Task details: Identify each line below that contains the word "XAUUSD", and copy it out.

Supplied material:

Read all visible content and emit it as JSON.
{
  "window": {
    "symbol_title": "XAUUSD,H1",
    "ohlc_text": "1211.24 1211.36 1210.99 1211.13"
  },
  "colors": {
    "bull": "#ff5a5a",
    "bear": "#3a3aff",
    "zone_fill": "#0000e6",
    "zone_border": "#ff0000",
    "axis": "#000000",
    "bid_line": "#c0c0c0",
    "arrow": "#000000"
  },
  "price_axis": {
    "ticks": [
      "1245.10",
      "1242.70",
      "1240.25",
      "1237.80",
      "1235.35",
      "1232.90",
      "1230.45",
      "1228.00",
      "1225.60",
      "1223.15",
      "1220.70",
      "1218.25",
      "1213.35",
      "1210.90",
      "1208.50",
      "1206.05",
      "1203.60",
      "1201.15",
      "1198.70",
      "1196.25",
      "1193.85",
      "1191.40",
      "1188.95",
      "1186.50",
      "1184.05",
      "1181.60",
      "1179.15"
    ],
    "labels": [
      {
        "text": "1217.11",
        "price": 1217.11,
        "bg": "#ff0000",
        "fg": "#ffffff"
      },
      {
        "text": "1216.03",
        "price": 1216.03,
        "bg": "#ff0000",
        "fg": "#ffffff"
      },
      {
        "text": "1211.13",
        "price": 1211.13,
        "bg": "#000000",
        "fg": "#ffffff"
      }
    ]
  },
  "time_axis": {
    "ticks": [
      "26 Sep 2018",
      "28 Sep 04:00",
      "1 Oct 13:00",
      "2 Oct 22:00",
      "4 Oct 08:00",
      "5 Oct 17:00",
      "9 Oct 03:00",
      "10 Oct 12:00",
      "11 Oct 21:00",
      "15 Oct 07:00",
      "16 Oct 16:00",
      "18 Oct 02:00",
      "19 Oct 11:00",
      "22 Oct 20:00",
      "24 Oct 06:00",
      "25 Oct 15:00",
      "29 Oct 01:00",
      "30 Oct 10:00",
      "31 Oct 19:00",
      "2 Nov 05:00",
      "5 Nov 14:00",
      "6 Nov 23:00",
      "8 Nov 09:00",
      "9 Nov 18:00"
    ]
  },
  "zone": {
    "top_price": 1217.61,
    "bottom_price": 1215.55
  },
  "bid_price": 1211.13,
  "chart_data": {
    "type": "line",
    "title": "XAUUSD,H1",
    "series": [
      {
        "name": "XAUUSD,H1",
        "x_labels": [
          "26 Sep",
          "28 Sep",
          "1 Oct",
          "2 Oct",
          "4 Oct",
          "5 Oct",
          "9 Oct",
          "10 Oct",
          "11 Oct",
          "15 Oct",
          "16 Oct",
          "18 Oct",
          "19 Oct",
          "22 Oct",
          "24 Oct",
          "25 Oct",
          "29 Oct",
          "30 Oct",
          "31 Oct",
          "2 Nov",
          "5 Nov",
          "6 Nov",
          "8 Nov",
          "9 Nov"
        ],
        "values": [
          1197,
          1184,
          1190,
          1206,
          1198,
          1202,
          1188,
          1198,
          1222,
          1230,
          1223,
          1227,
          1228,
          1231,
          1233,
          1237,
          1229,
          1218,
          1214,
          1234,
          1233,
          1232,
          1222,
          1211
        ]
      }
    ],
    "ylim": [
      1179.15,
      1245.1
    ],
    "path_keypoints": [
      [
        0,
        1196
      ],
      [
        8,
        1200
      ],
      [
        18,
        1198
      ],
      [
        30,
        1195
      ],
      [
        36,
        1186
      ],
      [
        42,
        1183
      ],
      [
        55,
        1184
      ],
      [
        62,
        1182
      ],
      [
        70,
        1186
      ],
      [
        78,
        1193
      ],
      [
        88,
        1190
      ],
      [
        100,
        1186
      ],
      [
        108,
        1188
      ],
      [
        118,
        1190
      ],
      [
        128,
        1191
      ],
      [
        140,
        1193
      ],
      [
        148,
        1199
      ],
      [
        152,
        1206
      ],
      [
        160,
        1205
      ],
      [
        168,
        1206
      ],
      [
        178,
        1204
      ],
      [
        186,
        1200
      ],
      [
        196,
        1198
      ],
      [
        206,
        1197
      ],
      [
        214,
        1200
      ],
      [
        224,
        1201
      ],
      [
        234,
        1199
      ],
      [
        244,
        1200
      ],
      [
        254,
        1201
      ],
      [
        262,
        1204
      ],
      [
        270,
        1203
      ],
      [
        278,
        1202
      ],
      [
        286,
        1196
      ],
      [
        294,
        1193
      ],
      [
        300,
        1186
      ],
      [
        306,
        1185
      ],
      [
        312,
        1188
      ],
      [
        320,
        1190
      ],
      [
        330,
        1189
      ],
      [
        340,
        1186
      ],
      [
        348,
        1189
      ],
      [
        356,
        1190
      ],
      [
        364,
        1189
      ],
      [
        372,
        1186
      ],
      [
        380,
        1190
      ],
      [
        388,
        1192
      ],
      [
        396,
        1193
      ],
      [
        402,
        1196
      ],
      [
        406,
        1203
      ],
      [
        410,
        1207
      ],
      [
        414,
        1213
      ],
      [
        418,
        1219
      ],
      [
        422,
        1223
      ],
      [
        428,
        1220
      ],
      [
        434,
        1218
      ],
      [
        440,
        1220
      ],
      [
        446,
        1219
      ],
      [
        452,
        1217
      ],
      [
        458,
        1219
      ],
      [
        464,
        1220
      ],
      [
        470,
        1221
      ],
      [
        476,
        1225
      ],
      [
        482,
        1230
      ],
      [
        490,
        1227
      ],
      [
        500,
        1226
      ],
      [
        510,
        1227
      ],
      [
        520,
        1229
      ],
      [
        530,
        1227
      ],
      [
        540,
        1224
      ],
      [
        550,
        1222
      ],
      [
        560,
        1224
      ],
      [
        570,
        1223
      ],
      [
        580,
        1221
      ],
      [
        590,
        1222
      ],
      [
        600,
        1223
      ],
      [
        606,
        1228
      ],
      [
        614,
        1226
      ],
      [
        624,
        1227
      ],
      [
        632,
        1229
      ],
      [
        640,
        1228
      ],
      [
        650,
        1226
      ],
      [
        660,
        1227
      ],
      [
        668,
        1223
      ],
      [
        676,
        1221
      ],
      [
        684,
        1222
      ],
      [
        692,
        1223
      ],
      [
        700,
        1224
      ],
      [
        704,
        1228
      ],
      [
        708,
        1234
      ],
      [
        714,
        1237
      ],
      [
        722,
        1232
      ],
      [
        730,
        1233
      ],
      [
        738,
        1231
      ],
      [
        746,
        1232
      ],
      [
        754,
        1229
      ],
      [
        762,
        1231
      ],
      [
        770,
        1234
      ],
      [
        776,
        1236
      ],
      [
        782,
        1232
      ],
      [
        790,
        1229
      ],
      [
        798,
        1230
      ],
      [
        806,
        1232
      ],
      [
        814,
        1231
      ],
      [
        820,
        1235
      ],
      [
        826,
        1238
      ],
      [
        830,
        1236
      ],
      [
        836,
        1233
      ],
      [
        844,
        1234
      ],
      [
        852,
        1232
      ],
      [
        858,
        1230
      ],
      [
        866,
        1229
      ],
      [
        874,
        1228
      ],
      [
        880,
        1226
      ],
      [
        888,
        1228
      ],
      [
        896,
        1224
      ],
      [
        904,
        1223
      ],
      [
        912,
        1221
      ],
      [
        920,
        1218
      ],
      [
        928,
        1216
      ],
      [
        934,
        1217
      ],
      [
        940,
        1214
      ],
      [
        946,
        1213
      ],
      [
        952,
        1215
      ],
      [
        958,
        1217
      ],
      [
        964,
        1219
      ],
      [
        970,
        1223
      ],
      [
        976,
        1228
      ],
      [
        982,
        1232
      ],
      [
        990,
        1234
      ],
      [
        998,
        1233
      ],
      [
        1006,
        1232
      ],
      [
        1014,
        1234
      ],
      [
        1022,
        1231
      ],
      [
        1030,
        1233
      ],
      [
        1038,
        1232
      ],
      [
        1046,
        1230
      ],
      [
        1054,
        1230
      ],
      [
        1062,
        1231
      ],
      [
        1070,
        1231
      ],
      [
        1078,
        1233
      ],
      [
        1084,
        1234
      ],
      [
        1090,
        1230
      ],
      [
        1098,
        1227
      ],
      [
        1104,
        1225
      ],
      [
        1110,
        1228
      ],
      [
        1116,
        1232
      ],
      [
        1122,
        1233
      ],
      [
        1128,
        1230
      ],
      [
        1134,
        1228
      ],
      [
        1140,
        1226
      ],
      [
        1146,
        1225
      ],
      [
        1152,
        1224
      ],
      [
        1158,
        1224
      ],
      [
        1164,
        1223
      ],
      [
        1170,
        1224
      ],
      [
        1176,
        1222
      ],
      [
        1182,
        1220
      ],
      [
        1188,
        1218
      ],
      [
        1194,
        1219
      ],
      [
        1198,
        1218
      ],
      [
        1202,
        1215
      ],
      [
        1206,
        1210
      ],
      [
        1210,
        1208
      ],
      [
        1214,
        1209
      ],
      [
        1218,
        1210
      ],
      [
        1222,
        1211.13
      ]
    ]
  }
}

Task result:
    "symbol_title": "XAUUSD,H1",
    "title": "XAUUSD,H1",
        "name": "XAUUSD,H1",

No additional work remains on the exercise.